[Structured figure records]

= = = =

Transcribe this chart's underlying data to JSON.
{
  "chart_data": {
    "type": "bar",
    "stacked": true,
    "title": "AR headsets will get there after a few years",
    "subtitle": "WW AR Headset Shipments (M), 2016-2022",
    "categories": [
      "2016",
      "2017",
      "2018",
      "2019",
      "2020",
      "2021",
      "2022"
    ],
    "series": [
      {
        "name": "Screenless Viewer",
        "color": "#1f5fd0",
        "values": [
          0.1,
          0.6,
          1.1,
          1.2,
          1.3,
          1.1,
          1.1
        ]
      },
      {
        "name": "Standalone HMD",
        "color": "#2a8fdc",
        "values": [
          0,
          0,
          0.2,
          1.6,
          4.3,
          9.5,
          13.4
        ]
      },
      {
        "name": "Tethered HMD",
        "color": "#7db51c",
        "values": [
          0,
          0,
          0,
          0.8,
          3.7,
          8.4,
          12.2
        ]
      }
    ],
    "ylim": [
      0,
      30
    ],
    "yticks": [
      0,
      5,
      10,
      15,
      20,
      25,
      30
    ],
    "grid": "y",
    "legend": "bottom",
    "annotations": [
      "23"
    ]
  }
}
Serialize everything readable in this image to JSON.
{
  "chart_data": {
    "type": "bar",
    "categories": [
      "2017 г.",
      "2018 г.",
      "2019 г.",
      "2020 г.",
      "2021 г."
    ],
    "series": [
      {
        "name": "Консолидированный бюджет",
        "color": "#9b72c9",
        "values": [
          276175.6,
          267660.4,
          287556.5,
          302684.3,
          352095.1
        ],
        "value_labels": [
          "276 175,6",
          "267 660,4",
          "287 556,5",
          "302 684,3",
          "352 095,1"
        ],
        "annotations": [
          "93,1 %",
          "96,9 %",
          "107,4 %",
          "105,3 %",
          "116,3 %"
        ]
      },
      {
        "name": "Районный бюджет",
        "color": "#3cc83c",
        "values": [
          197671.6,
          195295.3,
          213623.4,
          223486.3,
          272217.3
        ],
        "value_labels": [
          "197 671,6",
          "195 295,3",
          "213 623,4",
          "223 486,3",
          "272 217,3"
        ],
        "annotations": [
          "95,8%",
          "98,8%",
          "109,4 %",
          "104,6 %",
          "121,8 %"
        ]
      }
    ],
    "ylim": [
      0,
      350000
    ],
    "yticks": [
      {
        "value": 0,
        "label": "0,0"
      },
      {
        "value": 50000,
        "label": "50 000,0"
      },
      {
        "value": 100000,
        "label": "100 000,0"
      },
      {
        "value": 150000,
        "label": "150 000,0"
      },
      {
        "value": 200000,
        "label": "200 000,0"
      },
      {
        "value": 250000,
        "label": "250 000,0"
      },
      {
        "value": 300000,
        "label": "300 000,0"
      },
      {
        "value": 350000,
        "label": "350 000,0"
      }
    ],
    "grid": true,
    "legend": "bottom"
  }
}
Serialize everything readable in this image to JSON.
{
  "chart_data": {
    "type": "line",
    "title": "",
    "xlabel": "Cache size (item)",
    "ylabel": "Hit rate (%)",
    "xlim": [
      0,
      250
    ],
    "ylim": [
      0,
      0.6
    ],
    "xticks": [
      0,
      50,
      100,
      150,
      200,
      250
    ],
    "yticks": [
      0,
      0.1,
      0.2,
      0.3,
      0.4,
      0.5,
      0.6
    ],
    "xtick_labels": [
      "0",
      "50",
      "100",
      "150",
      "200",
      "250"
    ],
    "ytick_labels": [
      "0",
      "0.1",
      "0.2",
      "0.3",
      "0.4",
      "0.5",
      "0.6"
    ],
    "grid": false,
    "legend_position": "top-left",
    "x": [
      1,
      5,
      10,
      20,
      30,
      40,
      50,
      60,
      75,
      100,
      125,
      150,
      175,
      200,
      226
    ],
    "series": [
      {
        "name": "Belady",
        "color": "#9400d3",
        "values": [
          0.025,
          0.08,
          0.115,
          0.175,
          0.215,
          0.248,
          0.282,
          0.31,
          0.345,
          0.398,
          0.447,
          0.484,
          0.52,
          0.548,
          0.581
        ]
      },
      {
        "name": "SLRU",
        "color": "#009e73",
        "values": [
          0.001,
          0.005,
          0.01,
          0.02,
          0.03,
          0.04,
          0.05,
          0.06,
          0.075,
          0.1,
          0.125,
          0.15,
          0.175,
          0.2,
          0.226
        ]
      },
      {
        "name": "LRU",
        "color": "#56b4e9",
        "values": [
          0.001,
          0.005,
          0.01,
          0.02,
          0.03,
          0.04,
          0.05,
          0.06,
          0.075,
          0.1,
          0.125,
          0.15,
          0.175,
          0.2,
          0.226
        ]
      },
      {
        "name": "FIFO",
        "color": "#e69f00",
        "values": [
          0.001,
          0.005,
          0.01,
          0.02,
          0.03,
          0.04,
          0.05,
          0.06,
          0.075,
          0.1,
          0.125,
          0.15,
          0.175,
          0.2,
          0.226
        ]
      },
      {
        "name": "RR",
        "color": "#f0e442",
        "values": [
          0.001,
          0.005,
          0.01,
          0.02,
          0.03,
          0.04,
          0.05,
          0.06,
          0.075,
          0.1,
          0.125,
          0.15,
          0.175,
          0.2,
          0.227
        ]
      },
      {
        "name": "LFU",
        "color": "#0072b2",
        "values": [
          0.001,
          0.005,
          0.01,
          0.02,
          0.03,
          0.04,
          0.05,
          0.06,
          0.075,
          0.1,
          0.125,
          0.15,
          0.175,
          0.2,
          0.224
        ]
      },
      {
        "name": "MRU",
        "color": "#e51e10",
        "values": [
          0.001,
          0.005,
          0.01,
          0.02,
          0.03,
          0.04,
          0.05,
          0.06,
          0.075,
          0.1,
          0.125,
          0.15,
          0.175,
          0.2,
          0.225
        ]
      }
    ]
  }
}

= = = =

Output every record above exactly as it appears.

= EXPECTED ANSWER =
Transcribe this chart's underlying data to JSON.
{
  "chart_data": {
    "type": "bar",
    "stacked": true,
    "title": "AR headsets will get there after a few years",
    "subtitle": "WW AR Headset Shipments (M), 2016-2022",
    "categories": [
      "2016",
      "2017",
      "2018",
      "2019",
      "2020",
      "2021",
      "2022"
    ],
    "series": [
      {
        "name": "Screenless Viewer",
        "color": "#1f5fd0",
        "values": [
          0.1,
          0.6,
          1.1,
          1.2,
          1.3,
          1.1,
          1.1
        ]
      },
      {
        "name": "Standalone HMD",
        "color": "#2a8fdc",
        "values": [
          0,
          0,
          0.2,
          1.6,
          4.3,
          9.5,
          13.4
        ]
      },
      {
        "name": "Tethered HMD",
        "color": "#7db51c",
        "values": [
          0,
          0,
          0,
          0.8,
          3.7,
          8.4,
          12.2
        ]
      }
    ],
    "ylim": [
      0,
      30
    ],
    "yticks": [
      0,
      5,
      10,
      15,
      20,
      25,
      30
    ],
    "grid": "y",
    "legend": "bottom",
    "annotations": [
      "23"
    ]
  }
}
Serialize everything readable in this image to JSON.
{
  "chart_data": {
    "type": "bar",
    "categories": [
      "2017 г.",
      "2018 г.",
      "2019 г.",
      "2020 г.",
      "2021 г."
    ],
    "series": [
      {
        "name": "Консолидированный бюджет",
        "color": "#9b72c9",
        "values": [
          276175.6,
          267660.4,
          287556.5,
          302684.3,
          352095.1
        ],
        "value_labels": [
          "276 175,6",
          "267 660,4",
          "287 556,5",
          "302 684,3",
          "352 095,1"
        ],
        "annotations": [
          "93,1 %",
          "96,9 %",
          "107,4 %",
          "105,3 %",
          "116,3 %"
        ]
      },
      {
        "name": "Районный бюджет",
        "color": "#3cc83c",
        "values": [
          197671.6,
          195295.3,
          213623.4,
          223486.3,
          272217.3
        ],
        "value_labels": [
          "197 671,6",
          "195 295,3",
          "213 623,4",
          "223 486,3",
          "272 217,3"
        ],
        "annotations": [
          "95,8%",
          "98,8%",
          "109,4 %",
          "104,6 %",
          "121,8 %"
        ]
      }
    ],
    "ylim": [
      0,
      350000
    ],
    "yticks": [
      {
        "value": 0,
        "label": "0,0"
      },
      {
        "value": 50000,
        "label": "50 000,0"
      },
      {
        "value": 100000,
        "label": "100 000,0"
      },
      {
        "value": 150000,
        "label": "150 000,0"
      },
      {
        "value": 200000,
        "label": "200 000,0"
      },
      {
        "value": 250000,
        "label": "250 000,0"
      },
      {
        "value": 300000,
        "label": "300 000,0"
      },
      {
        "value": 350000,
        "label": "350 000,0"
      }
    ],
    "grid": true,
    "legend": "bottom"
  }
}
Serialize everything readable in this image to JSON.
{
  "chart_data": {
    "type": "line",
    "title": "",
    "xlabel": "Cache size (item)",
    "ylabel": "Hit rate (%)",
    "xlim": [
      0,
      250
    ],
    "ylim": [
      0,
      0.6
    ],
    "xticks": [
      0,
      50,
      100,
      150,
      200,
      250
    ],
    "yticks": [
      0,
      0.1,
      0.2,
      0.3,
      0.4,
      0.5,
      0.6
    ],
    "xtick_labels": [
      "0",
      "50",
      "100",
      "150",
      "200",
      "250"
    ],
    "ytick_labels": [
      "0",
      "0.1",
      "0.2",
      "0.3",
      "0.4",
      "0.5",
      "0.6"
    ],
    "grid": false,
    "legend_position": "top-left",
    "x": [
      1,
      5,
      10,
      20,
      30,
      40,
      50,
      60,
      75,
      100,
      125,
      150,
      175,
      200,
      226
    ],
    "series": [
      {
        "name": "Belady",
        "color": "#9400d3",
        "values": [
          0.025,
          0.08,
          0.115,
          0.175,
          0.215,
          0.248,
          0.282,
          0.31,
          0.345,
          0.398,
          0.447,
          0.484,
          0.52,
          0.548,
          0.581
        ]
      },
      {
        "name": "SLRU",
        "color": "#009e73",
        "values": [
          0.001,
          0.005,
          0.01,
          0.02,
          0.03,
          0.04,
          0.05,
          0.06,
          0.075,
          0.1,
          0.125,
          0.15,
          0.175,
          0.2,
          0.226
        ]
      },
      {
        "name": "LRU",
        "color": "#56b4e9",
        "values": [
          0.001,
          0.005,
          0.01,
          0.02,
          0.03,
          0.04,
          0.05,
          0.06,
          0.075,
          0.1,
          0.125,
          0.15,
          0.175,
          0.2,
          0.226
        ]
      },
      {
        "name": "FIFO",
        "color": "#e69f00",
        "values": [
          0.001,
          0.005,
          0.01,
          0.02,
          0.03,
          0.04,
          0.05,
          0.06,
          0.075,
          0.1,
          0.125,
          0.15,
          0.175,
          0.2,
          0.226
        ]
      },
      {
        "name": "RR",
        "color": "#f0e442",
        "values": [
          0.001,
          0.005,
          0.01,
          0.02,
          0.03,
          0.04,
          0.05,
          0.06,
          0.075,
          0.1,
          0.125,
          0.15,
          0.175,
          0.2,
          0.227
        ]
      },
      {
        "name": "LFU",
        "color": "#0072b2",
        "values": [
          0.001,
          0.005,
          0.01,
          0.02,
          0.03,
          0.04,
          0.05,
          0.06,
          0.075,
          0.1,
          0.125,
          0.15,
          0.175,
          0.2,
          0.224
        ]
      },
      {
        "name": "MRU",
        "color": "#e51e10",
        "values": [
          0.001,
          0.005,
          0.01,
          0.02,
          0.03,
          0.04,
          0.05,
          0.06,
          0.075,
          0.1,
          0.125,
          0.15,
          0.175,
          0.2,
          0.225
        ]
      }
    ]
  }
}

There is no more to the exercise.